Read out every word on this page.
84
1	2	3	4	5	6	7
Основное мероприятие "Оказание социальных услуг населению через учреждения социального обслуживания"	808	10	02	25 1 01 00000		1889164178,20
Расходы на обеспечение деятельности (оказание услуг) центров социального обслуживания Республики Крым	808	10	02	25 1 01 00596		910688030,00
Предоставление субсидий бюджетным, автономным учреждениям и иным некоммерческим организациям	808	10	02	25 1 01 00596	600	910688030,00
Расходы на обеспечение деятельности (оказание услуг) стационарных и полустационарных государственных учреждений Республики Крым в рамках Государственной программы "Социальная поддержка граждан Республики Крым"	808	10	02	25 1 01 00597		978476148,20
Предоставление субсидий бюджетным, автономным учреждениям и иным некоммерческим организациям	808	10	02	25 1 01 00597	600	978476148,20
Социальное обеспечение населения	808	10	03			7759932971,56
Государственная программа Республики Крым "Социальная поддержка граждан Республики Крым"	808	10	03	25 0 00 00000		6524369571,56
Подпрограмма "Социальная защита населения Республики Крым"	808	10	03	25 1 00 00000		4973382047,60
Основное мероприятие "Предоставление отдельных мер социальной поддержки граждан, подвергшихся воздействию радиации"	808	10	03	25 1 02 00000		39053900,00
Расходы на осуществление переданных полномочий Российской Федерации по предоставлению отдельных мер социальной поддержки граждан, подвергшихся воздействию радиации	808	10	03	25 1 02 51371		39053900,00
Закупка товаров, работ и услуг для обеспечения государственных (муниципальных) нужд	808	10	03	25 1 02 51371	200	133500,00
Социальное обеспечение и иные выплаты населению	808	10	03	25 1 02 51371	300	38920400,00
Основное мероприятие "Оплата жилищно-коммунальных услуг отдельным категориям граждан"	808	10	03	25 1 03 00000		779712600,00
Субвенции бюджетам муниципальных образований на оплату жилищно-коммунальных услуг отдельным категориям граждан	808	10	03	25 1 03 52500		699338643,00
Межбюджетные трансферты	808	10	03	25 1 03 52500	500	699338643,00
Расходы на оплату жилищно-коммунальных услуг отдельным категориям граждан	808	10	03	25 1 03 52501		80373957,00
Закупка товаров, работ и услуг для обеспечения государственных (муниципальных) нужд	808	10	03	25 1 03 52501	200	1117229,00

════

__INSTRUCTION__: Repeat the material above in full, keeping every word.

__EXPECTED ANSWER__:
Read out every word on this page.
84
1	2	3	4	5	6	7
Основное мероприятие "Оказание социальных услуг населению через учреждения социального обслуживания"	808	10	02	25 1 01 00000		1889164178,20
Расходы на обеспечение деятельности (оказание услуг) центров социального обслуживания Республики Крым	808	10	02	25 1 01 00596		910688030,00
Предоставление субсидий бюджетным, автономным учреждениям и иным некоммерческим организациям	808	10	02	25 1 01 00596	600	910688030,00
Расходы на обеспечение деятельности (оказание услуг) стационарных и полустационарных государственных учреждений Республики Крым в рамках Государственной программы "Социальная поддержка граждан Республики Крым"	808	10	02	25 1 01 00597		978476148,20
Предоставление субсидий бюджетным, автономным учреждениям и иным некоммерческим организациям	808	10	02	25 1 01 00597	600	978476148,20
Социальное обеспечение населения	808	10	03			7759932971,56
Государственная программа Республики Крым "Социальная поддержка граждан Республики Крым"	808	10	03	25 0 00 00000		6524369571,56
Подпрограмма "Социальная защита населения Республики Крым"	808	10	03	25 1 00 00000		4973382047,60
Основное мероприятие "Предоставление отдельных мер социальной поддержки граждан, подвергшихся воздействию радиации"	808	10	03	25 1 02 00000		39053900,00
Расходы на осуществление переданных полномочий Российской Федерации по предоставлению отдельных мер социальной поддержки граждан, подвергшихся воздействию радиации	808	10	03	25 1 02 51371		39053900,00
Закупка товаров, работ и услуг для обеспечения государственных (муниципальных) нужд	808	10	03	25 1 02 51371	200	133500,00
Социальное обеспечение и иные выплаты населению	808	10	03	25 1 02 51371	300	38920400,00
Основное мероприятие "Оплата жилищно-коммунальных услуг отдельным категориям граждан"	808	10	03	25 1 03 00000		779712600,00
Субвенции бюджетам муниципальных образований на оплату жилищно-коммунальных услуг отдельным категориям граждан	808	10	03	25 1 03 52500		699338643,00
Межбюджетные трансферты	808	10	03	25 1 03 52500	500	699338643,00
Расходы на оплату жилищно-коммунальных услуг отдельным категориям граждан	808	10	03	25 1 03 52501		80373957,00
Закупка товаров, работ и услуг для обеспечения государственных (муниципальных) нужд	808	10	03	25 1 03 52501	200	1117229,00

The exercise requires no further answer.